_Problem description_:
Write the material out again in full, word for word. Do not include the pictures.

(Records from a data collection)
==========
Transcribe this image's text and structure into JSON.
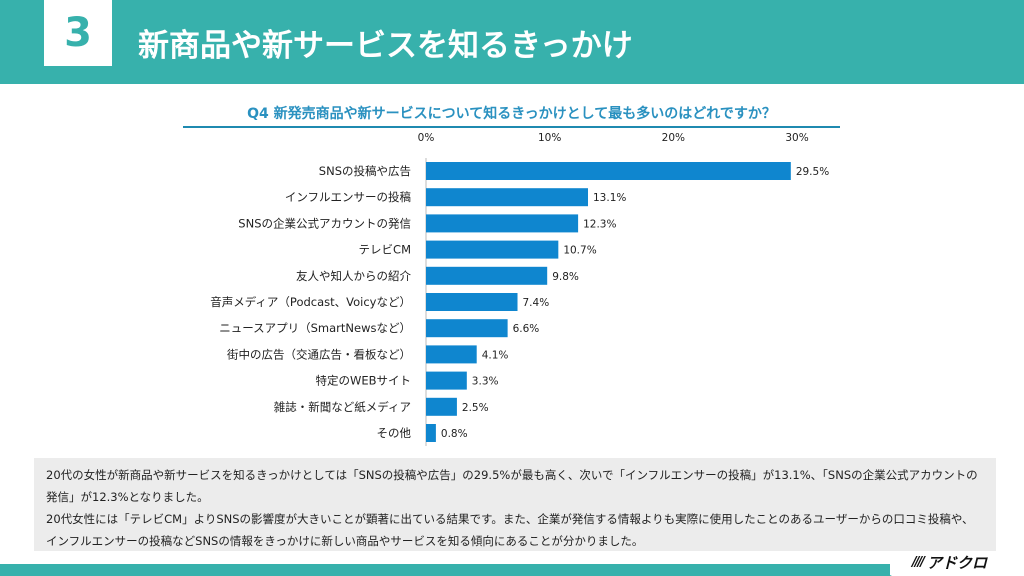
{
  "header": {
    "section_number": "3",
    "title": "新商品や新サービスを知るきっかけ"
  },
  "question": "Q4 新発売商品や新サービスについて知るきっかけとして最も多いのはどれですか？",
  "chart_data": {
    "type": "bar",
    "orientation": "horizontal",
    "title": "Q4 新発売商品や新サービスについて知るきっかけとして最も多いのはどれですか？",
    "xlim": [
      0,
      30
    ],
    "xticks": [
      0,
      10,
      20,
      30
    ],
    "xtick_labels": [
      "0%",
      "10%",
      "20%",
      "30%"
    ],
    "categories": [
      "SNSの投稿や広告",
      "インフルエンサーの投稿",
      "SNSの企業公式アカウントの発信",
      "テレビCM",
      "友人や知人からの紹介",
      "音声メディア（Podcast、Voicyなど）",
      "ニュースアプリ（SmartNewsなど）",
      "街中の広告（交通広告・看板など）",
      "特定のWEBサイト",
      "雑誌・新聞など紙メディア",
      "その他"
    ],
    "values": [
      29.5,
      13.1,
      12.3,
      10.7,
      9.8,
      7.4,
      6.6,
      4.1,
      3.3,
      2.5,
      0.8
    ],
    "value_labels": [
      "29.5%",
      "13.1%",
      "12.3%",
      "10.7%",
      "9.8%",
      "7.4%",
      "6.6%",
      "4.1%",
      "3.3%",
      "2.5%",
      "0.8%"
    ],
    "bar_color": "#0f86cf",
    "grid": false
  },
  "summary": {
    "paragraph1": "20代の女性が新商品や新サービスを知るきっかけとしては「SNSの投稿や広告」の29.5%が最も高く、次いで「インフルエンサーの投稿」が13.1%、「SNSの企業公式アカウントの発信」が12.3%となりました。",
    "paragraph2": "20代女性には「テレビCM」よりSNSの影響度が大きいことが顕著に出ている結果です。また、企業が発信する情報よりも実際に使用したことのあるユーザーからの口コミ投稿や、インフルエンサーの投稿などSNSの情報をきっかけに新しい商品やサービスを知る傾向にあることが分かりました。"
  },
  "logo": {
    "stripes": "////",
    "text": "アドクロ"
  },
  "colors": {
    "accent": "#37b1ac",
    "question_text": "#2a91c0",
    "bar": "#0f86cf"
  }
}
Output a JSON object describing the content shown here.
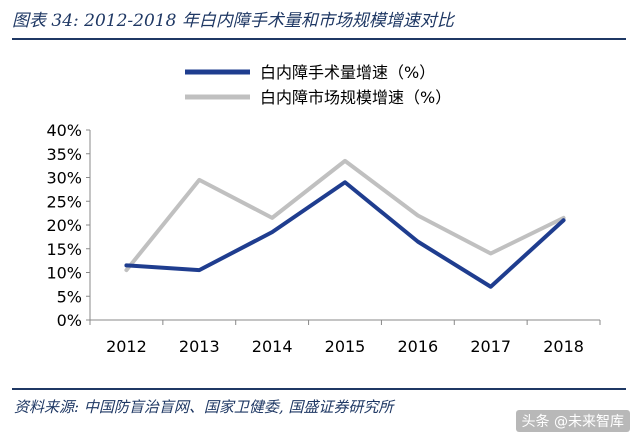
{
  "header": {
    "title": "图表 34:  2012-2018 年白内障手术量和市场规模增速对比"
  },
  "footer": {
    "source": "资料来源:  中国防盲治盲网、国家卫健委,  国盛证券研究所",
    "watermark": "头条 @未来智库"
  },
  "chart_data": {
    "type": "line",
    "x": [
      "2012",
      "2013",
      "2014",
      "2015",
      "2016",
      "2017",
      "2018"
    ],
    "ylim": [
      0,
      40
    ],
    "yticks": [
      0,
      5,
      10,
      15,
      20,
      25,
      30,
      35,
      40
    ],
    "ytick_labels": [
      "0%",
      "5%",
      "10%",
      "15%",
      "20%",
      "25%",
      "30%",
      "35%",
      "40%"
    ],
    "grid": false,
    "legend_position": "top-left",
    "series": [
      {
        "name": "白内障手术量增速（%）",
        "color": "#1f3d8f",
        "values": [
          11.5,
          10.5,
          18.5,
          29,
          16.5,
          7,
          21
        ]
      },
      {
        "name": "白内障市场规模增速（%）",
        "color": "#c0c0c0",
        "values": [
          10.5,
          29.5,
          21.5,
          33.5,
          22,
          14,
          21.5
        ]
      }
    ]
  }
}
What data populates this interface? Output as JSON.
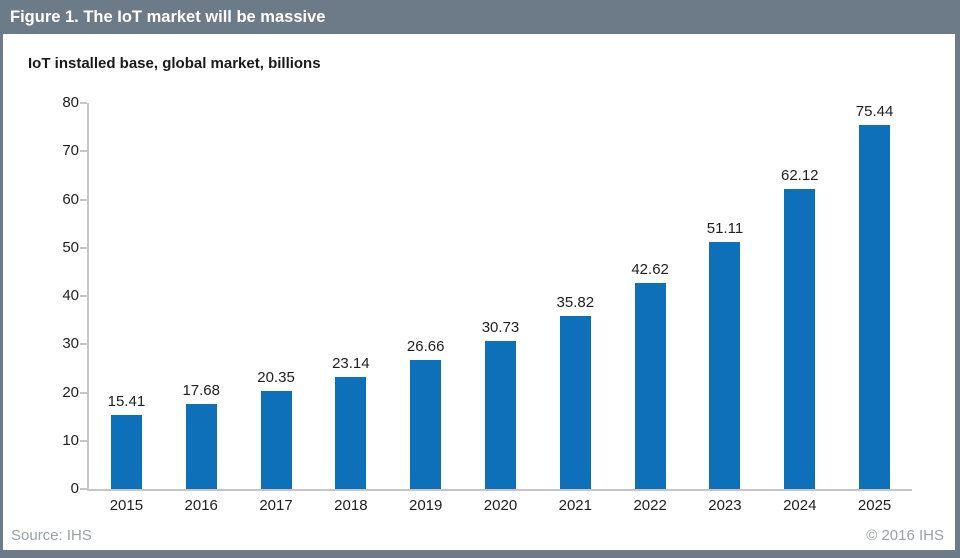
{
  "header": {
    "title": "Figure 1. The IoT market will be massive"
  },
  "chart_data": {
    "type": "bar",
    "title": "IoT installed base, global market, billions",
    "categories": [
      "2015",
      "2016",
      "2017",
      "2018",
      "2019",
      "2020",
      "2021",
      "2022",
      "2023",
      "2024",
      "2025"
    ],
    "values": [
      15.41,
      17.68,
      20.35,
      23.14,
      26.66,
      30.73,
      35.82,
      42.62,
      51.11,
      62.12,
      75.44
    ],
    "xlabel": "",
    "ylabel": "",
    "ylim": [
      0,
      80
    ],
    "ytick_step": 10,
    "grid": false,
    "legend": false,
    "data_labels": true
  },
  "footer": {
    "source": "Source: IHS",
    "copyright": "© 2016 IHS"
  },
  "colors": {
    "header_bg": "#6d7a88",
    "bar": "#0e70b8",
    "axis": "#c6c6c6",
    "muted_text": "#9aa0a5",
    "label_text": "#1f1f1f"
  }
}
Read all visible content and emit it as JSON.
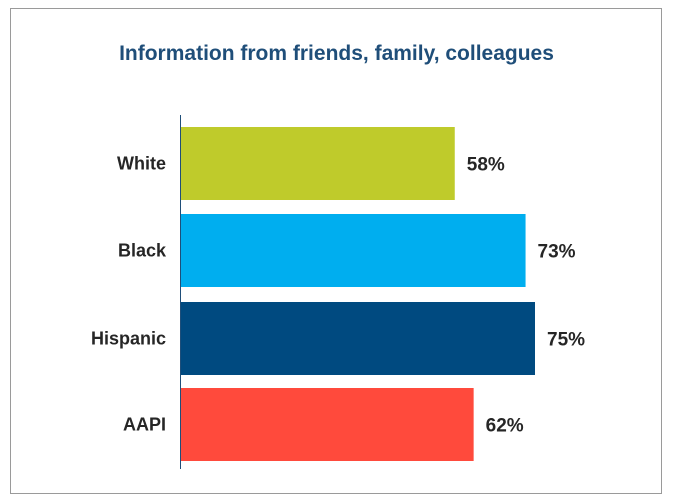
{
  "chart_data": {
    "type": "bar",
    "orientation": "horizontal",
    "title": "Information from friends, family, colleagues",
    "categories": [
      "White",
      "Black",
      "Hispanic",
      "AAPI"
    ],
    "values": [
      58,
      73,
      75,
      62
    ],
    "value_labels": [
      "58%",
      "73%",
      "75%",
      "62%"
    ],
    "colors": [
      "#bfcb2b",
      "#00aeef",
      "#004a80",
      "#ff4a3c"
    ],
    "xlim": [
      0,
      100
    ],
    "grid": false,
    "legend": "none"
  }
}
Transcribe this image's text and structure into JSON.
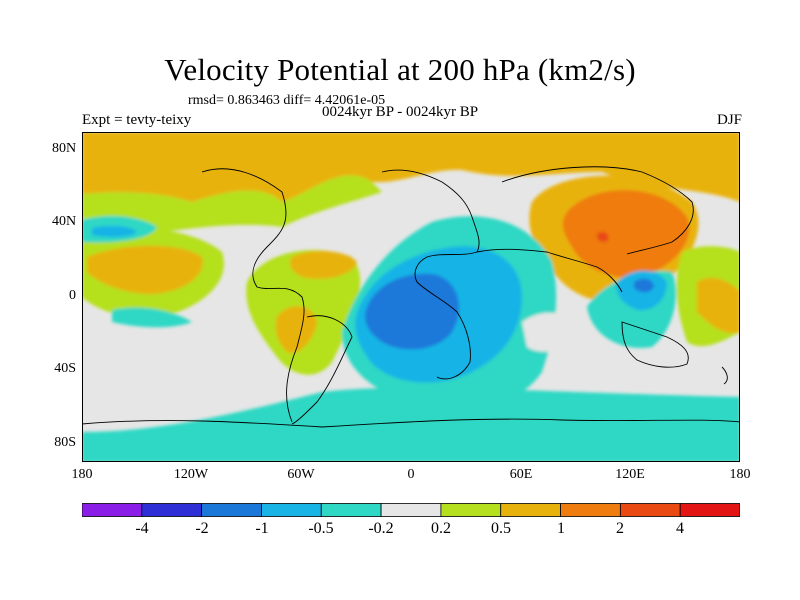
{
  "title": "Velocity Potential at 200 hPa (km2/s)",
  "stats_text": "rmsd= 0.863463 diff= 4.42061e-05",
  "experiment_text": "Expt = tevty-teixy",
  "period_text": "0024kyr BP - 0024kyr BP",
  "season": "DJF",
  "lat_ticks": [
    "80N",
    "40N",
    "0",
    "40S",
    "80S"
  ],
  "lon_ticks": [
    "180",
    "120W",
    "60W",
    "0",
    "60E",
    "120E",
    "180"
  ],
  "colorbar": {
    "labels": [
      "-4",
      "-2",
      "-1",
      "-0.5",
      "-0.2",
      "0.2",
      "0.5",
      "1",
      "2",
      "4"
    ],
    "colors": [
      "#8a1ee6",
      "#2f2fd6",
      "#1b78d9",
      "#19b4e6",
      "#2fd8c4",
      "#e6e6e6",
      "#b5e01e",
      "#e8b20c",
      "#ef7c0f",
      "#e84a12",
      "#e21414"
    ]
  }
}
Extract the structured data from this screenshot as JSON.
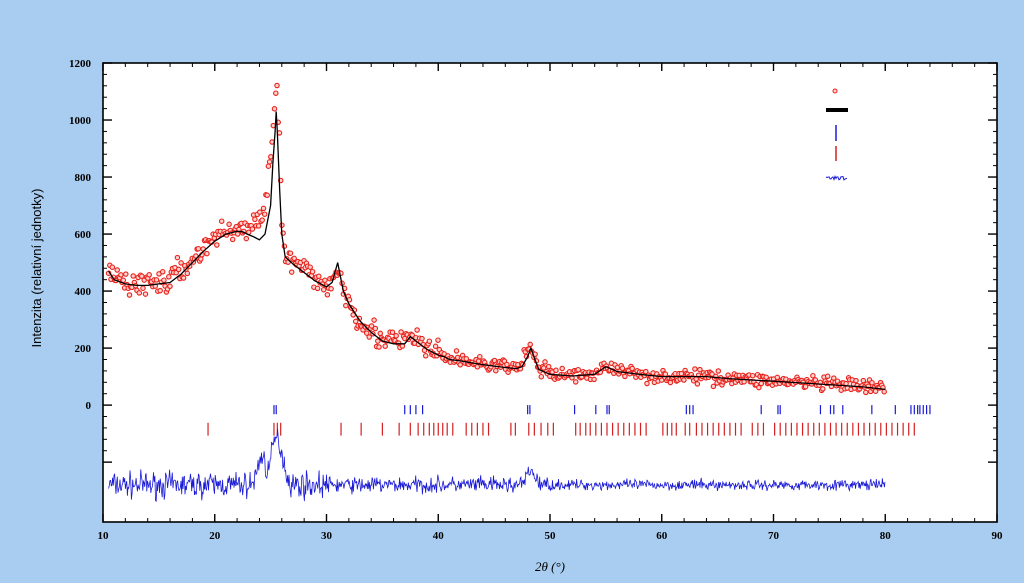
==========
_Task answer_:
Transcribe this image's text and structure into JSON.
{
  "header": {
    "section_number": "3",
    "title": "新商品や新サービスを知るきっかけ"
  },
  "question": "Q4 新発売商品や新サービスについて知るきっかけとして最も多いのはどれですか？",
  "chart_data": {
    "type": "bar",
    "orientation": "horizontal",
    "title": "Q4 新発売商品や新サービスについて知るきっかけとして最も多いのはどれですか？",
    "xlim": [
      0,
      30
    ],
    "xticks": [
      0,
      10,
      20,
      30
    ],
    "xtick_labels": [
      "0%",
      "10%",
      "20%",
      "30%"
    ],
    "categories": [
      "SNSの投稿や広告",
      "インフルエンサーの投稿",
      "SNSの企業公式アカウントの発信",
      "テレビCM",
      "友人や知人からの紹介",
      "音声メディア（Podcast、Voicyなど）",
      "ニュースアプリ（SmartNewsなど）",
      "街中の広告（交通広告・看板など）",
      "特定のWEBサイト",
      "雑誌・新聞など紙メディア",
      "その他"
    ],
    "values": [
      29.5,
      13.1,
      12.3,
      10.7,
      9.8,
      7.4,
      6.6,
      4.1,
      3.3,
      2.5,
      0.8
    ],
    "value_labels": [
      "29.5%",
      "13.1%",
      "12.3%",
      "10.7%",
      "9.8%",
      "7.4%",
      "6.6%",
      "4.1%",
      "3.3%",
      "2.5%",
      "0.8%"
    ],
    "bar_color": "#0f86cf",
    "grid": false
  },
  "summary": {
    "paragraph1": "20代の女性が新商品や新サービスを知るきっかけとしては「SNSの投稿や広告」の29.5%が最も高く、次いで「インフルエンサーの投稿」が13.1%、「SNSの企業公式アカウントの発信」が12.3%となりました。",
    "paragraph2": "20代女性には「テレビCM」よりSNSの影響度が大きいことが顕著に出ている結果です。また、企業が発信する情報よりも実際に使用したことのあるユーザーからの口コミ投稿や、インフルエンサーの投稿などSNSの情報をきっかけに新しい商品やサービスを知る傾向にあることが分かりました。"
  },
  "logo": {
    "stripes": "////",
    "text": "アドクロ"
  },
  "colors": {
    "accent": "#37b1ac",
    "question_text": "#2a91c0",
    "bar": "#0f86cf"
  }
}
Output a JSON object describing the content shown here.
{
  "header": {
    "title": "图表 34:  2012-2018 年白内障手术量和市场规模增速对比"
  },
  "footer": {
    "source": "资料来源:  中国防盲治盲网、国家卫健委,  国盛证券研究所",
    "watermark": "头条 @未来智库"
  },
  "chart_data": {
    "type": "line",
    "x": [
      "2012",
      "2013",
      "2014",
      "2015",
      "2016",
      "2017",
      "2018"
    ],
    "ylim": [
      0,
      40
    ],
    "yticks": [
      0,
      5,
      10,
      15,
      20,
      25,
      30,
      35,
      40
    ],
    "ytick_labels": [
      "0%",
      "5%",
      "10%",
      "15%",
      "20%",
      "25%",
      "30%",
      "35%",
      "40%"
    ],
    "grid": false,
    "legend_position": "top-left",
    "series": [
      {
        "name": "白内障手术量增速（%）",
        "color": "#1f3d8f",
        "values": [
          11.5,
          10.5,
          18.5,
          29,
          16.5,
          7,
          21
        ]
      },
      {
        "name": "白内障市场规模增速（%）",
        "color": "#c0c0c0",
        "values": [
          10.5,
          29.5,
          21.5,
          33.5,
          22,
          14,
          21.5
        ]
      }
    ]
  }
}
What data populates this interface? Output as JSON.
{
  "header": {
    "title": "Figure 1. The IoT market will be massive"
  },
  "chart_data": {
    "type": "bar",
    "title": "IoT installed base, global market, billions",
    "categories": [
      "2015",
      "2016",
      "2017",
      "2018",
      "2019",
      "2020",
      "2021",
      "2022",
      "2023",
      "2024",
      "2025"
    ],
    "values": [
      15.41,
      17.68,
      20.35,
      23.14,
      26.66,
      30.73,
      35.82,
      42.62,
      51.11,
      62.12,
      75.44
    ],
    "xlabel": "",
    "ylabel": "",
    "ylim": [
      0,
      80
    ],
    "ytick_step": 10,
    "grid": false,
    "legend": false,
    "data_labels": true
  },
  "footer": {
    "source": "Source: IHS",
    "copyright": "© 2016 IHS"
  },
  "colors": {
    "header_bg": "#6d7a88",
    "bar": "#0e70b8",
    "axis": "#c6c6c6",
    "muted_text": "#9aa0a5",
    "label_text": "#1f1f1f"
  }
}
Read all visible content and emit it as JSON.
{
  "chart_data": {
    "type": "bar",
    "orientation": "horizontal",
    "title": "Information from friends, family, colleagues",
    "categories": [
      "White",
      "Black",
      "Hispanic",
      "AAPI"
    ],
    "values": [
      58,
      73,
      75,
      62
    ],
    "value_labels": [
      "58%",
      "73%",
      "75%",
      "62%"
    ],
    "colors": [
      "#bfcb2b",
      "#00aeef",
      "#004a80",
      "#ff4a3c"
    ],
    "xlim": [
      0,
      100
    ],
    "grid": false,
    "legend": "none"
  }
}
Transcribe this image's text and structure into JSON.
{
  "title": "Velocity Potential at 200 hPa (km2/s)",
  "stats_text": "rmsd= 0.863463 diff= 4.42061e-05",
  "experiment_text": "Expt = tevty-teixy",
  "period_text": "0024kyr BP - 0024kyr BP",
  "season": "DJF",
  "lat_ticks": [
    "80N",
    "40N",
    "0",
    "40S",
    "80S"
  ],
  "lon_ticks": [
    "180",
    "120W",
    "60W",
    "0",
    "60E",
    "120E",
    "180"
  ],
  "colorbar": {
    "labels": [
      "-4",
      "-2",
      "-1",
      "-0.5",
      "-0.2",
      "0.2",
      "0.5",
      "1",
      "2",
      "4"
    ],
    "colors": [
      "#8a1ee6",
      "#2f2fd6",
      "#1b78d9",
      "#19b4e6",
      "#2fd8c4",
      "#e6e6e6",
      "#b5e01e",
      "#e8b20c",
      "#ef7c0f",
      "#e84a12",
      "#e21414"
    ]
  }
}
Extract the structured data from this screenshot as JSON.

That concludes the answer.